◆ **Excerpt**:
By Tim Courtney, Chief Investment Officer
In the movie Wall Street, Michael Douglas’ character Gordon Gekko states, “The most valuable commodity I know of is information.” In the 1980s, information for investors was certainly available but it was more costly and time-consuming to obtain. The information age has brought markets more material at lower costs than those investors would have dreamed possible. But do investors know what to do with daily downpours of information?
Gordon Gekko was mostly referring to insider information. Some argue for its legal use in trading so the market can more quickly and accurately incorporate relevant facts into prices. That is ultimately what markets do: quickly incorporate public knowledge into prices. This, in turn, helps households decide where they should work and what to consume, suppliers on what they should produce and investors on what they should buy, hold or sell.

◆ **Record extracts**:
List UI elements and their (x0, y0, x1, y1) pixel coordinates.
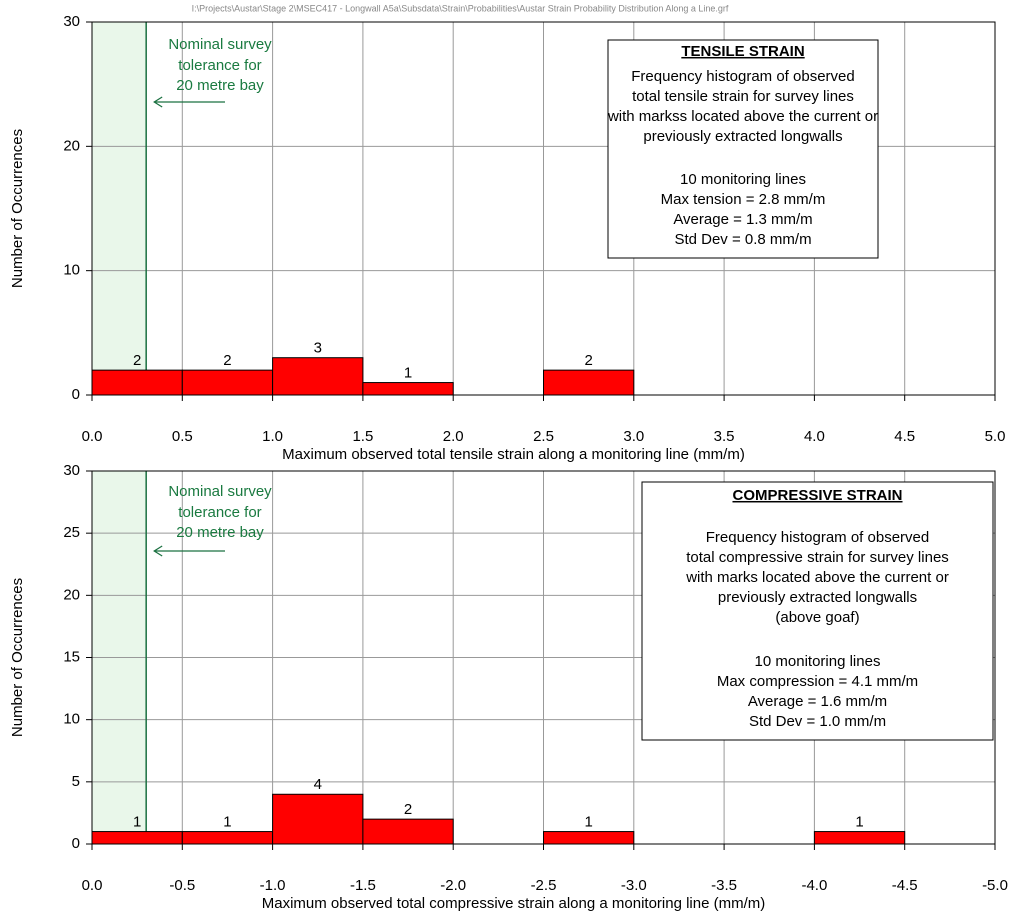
bar-label: 3 (314, 340, 322, 357)
y-axis-label: Number of Occurrences (9, 129, 26, 288)
plot-frame (91, 470, 996, 845)
info-stat: Max tension = 2.8 mm/m (661, 191, 826, 208)
tolerance-note: 20 metre bay (176, 77, 264, 94)
info-box (607, 39, 879, 259)
bar-label: 1 (133, 814, 141, 831)
info-title: COMPRESSIVE STRAIN (732, 487, 902, 504)
bar (543, 831, 635, 845)
info-stat: Std Dev = 0.8 mm/m (674, 231, 811, 248)
y-tick-label: 0 (72, 386, 80, 403)
x-tick-label: 5.0 (985, 428, 1006, 445)
bar-label: 2 (584, 352, 592, 369)
x-tick-label: -2.0 (440, 877, 466, 894)
bar-label: 2 (223, 352, 231, 369)
y-tick-label: 15 (63, 648, 80, 665)
info-box (641, 481, 994, 741)
info-title: TENSILE STRAIN (681, 43, 804, 60)
x-tick-label: 0.0 (82, 877, 103, 894)
info-description: previously extracted longwalls (718, 589, 917, 606)
x-tick-label: -3.5 (711, 877, 737, 894)
bar (91, 369, 183, 396)
info-stat: 10 monitoring lines (680, 171, 806, 188)
tolerance-arrow (153, 545, 225, 557)
y-tick-label: 20 (63, 586, 80, 603)
plot-frame (91, 21, 996, 396)
x-tick-label: 2.5 (533, 428, 554, 445)
tolerance-note: tolerance for (178, 57, 261, 74)
info-stat: Average = 1.6 mm/m (748, 693, 887, 710)
info-stat: Max compression = 4.1 mm/m (717, 673, 918, 690)
x-tick-label: -4.5 (892, 877, 918, 894)
x-axis-label: Maximum observed total compressive strai… (262, 895, 766, 912)
bar-label: 1 (223, 814, 231, 831)
x-tick-label: 3.0 (623, 428, 644, 445)
y-tick-label: 20 (63, 137, 80, 154)
info-description: (above goaf) (775, 609, 859, 626)
info-description: Frequency histogram of observed (706, 529, 929, 546)
x-tick-label: 4.5 (894, 428, 915, 445)
x-tick-label: 0.5 (172, 428, 193, 445)
info-stat: Average = 1.3 mm/m (673, 211, 812, 228)
tolerance-note: Nominal survey (168, 483, 272, 500)
tolerance-note: Nominal survey (168, 36, 272, 53)
x-axis-label: Maximum observed total tensile strain al… (282, 446, 745, 463)
bar (181, 369, 274, 396)
bar (362, 818, 454, 845)
info-description: Frequency histogram of observed (631, 68, 854, 85)
y-tick-label: 10 (63, 711, 80, 728)
y-axis-label: Number of Occurrences (9, 578, 26, 737)
bar (181, 831, 274, 845)
info-description: with marks located above the current or (685, 569, 949, 586)
tolerance-band (92, 22, 147, 395)
bar (362, 382, 454, 396)
x-tick-label: -4.0 (801, 877, 827, 894)
y-tick-label: 10 (63, 262, 80, 279)
file-path: I:\Projects\Austar\Stage 2\MSEC417 - Lon… (192, 3, 729, 13)
x-tick-label: -5.0 (982, 877, 1008, 894)
info-description: previously extracted longwalls (643, 128, 842, 145)
bar (91, 831, 183, 845)
y-tick-label: 30 (63, 462, 80, 479)
info-description: with markss located above the current or (607, 108, 878, 125)
bar-label: 1 (404, 365, 412, 382)
x-tick-label: 4.0 (804, 428, 825, 445)
bar-label: 4 (314, 776, 322, 793)
tolerance-note: tolerance for (178, 504, 261, 521)
x-tick-label: -1.0 (260, 877, 286, 894)
y-tick-label: 5 (72, 773, 80, 790)
bar (272, 357, 364, 396)
x-tick-label: -2.5 (531, 877, 557, 894)
info-stat: 10 monitoring lines (755, 653, 881, 670)
info-stat: Std Dev = 1.0 mm/m (749, 713, 886, 730)
x-tick-label: 3.5 (714, 428, 735, 445)
info-description: total tensile strain for survey lines (632, 88, 854, 105)
x-tick-label: 2.0 (443, 428, 464, 445)
tolerance-note: 20 metre bay (176, 524, 264, 541)
bar-label: 2 (404, 801, 412, 818)
bar (272, 793, 364, 845)
x-tick-label: 1.0 (262, 428, 283, 445)
bar-label: 1 (855, 814, 863, 831)
x-tick-label: -0.5 (169, 877, 195, 894)
bar (813, 831, 906, 845)
x-tick-label: 1.5 (352, 428, 373, 445)
y-tick-label: 25 (63, 524, 80, 541)
bar-label: 2 (133, 352, 141, 369)
bar (543, 369, 635, 396)
x-tick-label: -3.0 (621, 877, 647, 894)
bar-label: 1 (584, 814, 592, 831)
info-description: total compressive strain for survey line… (686, 549, 949, 566)
tolerance-arrow (153, 96, 225, 108)
x-tick-label: -1.5 (350, 877, 376, 894)
y-tick-label: 0 (72, 835, 80, 852)
x-tick-label: 0.0 (82, 428, 103, 445)
y-tick-label: 30 (63, 13, 80, 30)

◆ **Problems to solve**:
[A] Answer these questions using the article on investor information:
(i) What does Gordon Gekko call the most valuable commodity he knows of?
(ii) How does the article describe obtaining information for investors in the 1980s?
(iii) What kind of information was Gekko mostly referring to?
[B] Repeat the article on investor information between "Gordon Gekko was" and "hold or sell.", inclusive, swapping "households" for "families".

◆ **Solutions in order**:
[A]
(i) Information.
(ii) It was more costly and time-consuming to obtain.
(iii) Insider information.

[B]
Gordon Gekko was mostly referring to insider information. Some argue for its legal use in trading so the market can more quickly and accurately incorporate relevant facts into prices. That is ultimately what markets do: quickly incorporate public knowledge into prices. This, in turn, helps families decide where they should work and what to consume, suppliers on what they should produce and investors on what they should buy, hold or sell.